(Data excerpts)
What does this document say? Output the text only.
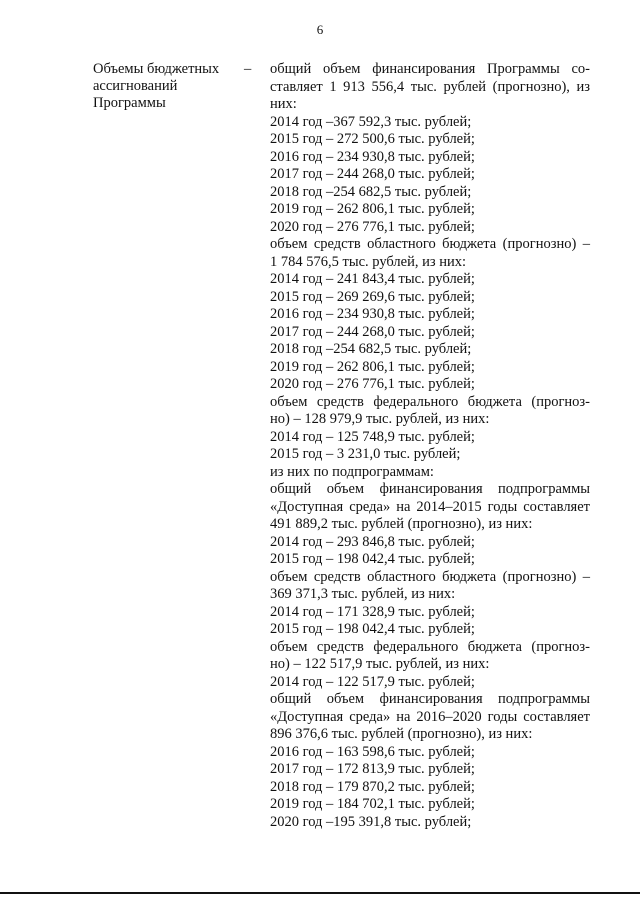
6
Объемы бюджетных
ассигнований
Программы
– общий объем финансирования Программы со-
ставляет 1 913 556,4 тыс. рублей (прогнозно), из
них:
2014 год –367 592,3 тыс. рублей;
2015 год – 272 500,6 тыс. рублей;
2016 год – 234 930,8 тыс. рублей;
2017 год – 244 268,0 тыс. рублей;
2018 год –254 682,5 тыс. рублей;
2019 год – 262 806,1 тыс. рублей;
2020 год – 276 776,1 тыс. рублей;
объем средств областного бюджета (прогнозно) –
1 784 576,5 тыс. рублей, из них:
2014 год – 241 843,4 тыс. рублей;
2015 год – 269 269,6 тыс. рублей;
2016 год – 234 930,8 тыс. рублей;
2017 год – 244 268,0 тыс. рублей;
2018 год –254 682,5 тыс. рублей;
2019 год – 262 806,1 тыс. рублей;
2020 год – 276 776,1 тыс. рублей;
объем средств федерального бюджета (прогноз-
но) – 128 979,9 тыс. рублей, из них:
2014 год – 125 748,9 тыс. рублей;
2015 год – 3 231,0 тыс. рублей;
из них по подпрограммам:
общий объем финансирования подпрограммы
«Доступная среда» на 2014–2015 годы составляет
491 889,2 тыс. рублей (прогнозно), из них:
2014 год – 293 846,8 тыс. рублей;
2015 год – 198 042,4 тыс. рублей;
объем средств областного бюджета (прогнозно) –
369 371,3 тыс. рублей, из них:
2014 год – 171 328,9 тыс. рублей;
2015 год – 198 042,4 тыс. рублей;
объем средств федерального бюджета (прогноз-
но) – 122 517,9 тыс. рублей, из них:
2014 год – 122 517,9 тыс. рублей;
общий объем финансирования подпрограммы
«Доступная среда» на 2016–2020 годы составляет
896 376,6 тыс. рублей (прогнозно), из них:
2016 год – 163 598,6 тыс. рублей;
2017 год – 172 813,9 тыс. рублей;
2018 год – 179 870,2 тыс. рублей;
2019 год – 184 702,1 тыс. рублей;
2020 год –195 391,8 тыс. рублей;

AIM OF THE EXERCISE >>
Find every line in the records that contains the word "прогнозно"; copy those lines.

CORRECT ANSWER >>
ставляет 1 913 556,4 тыс. рублей (прогнозно), из
объем средств областного бюджета (прогнозно) –
491 889,2 тыс. рублей (прогнозно), из них:
объем средств областного бюджета (прогнозно) –
896 376,6 тыс. рублей (прогнозно), из них:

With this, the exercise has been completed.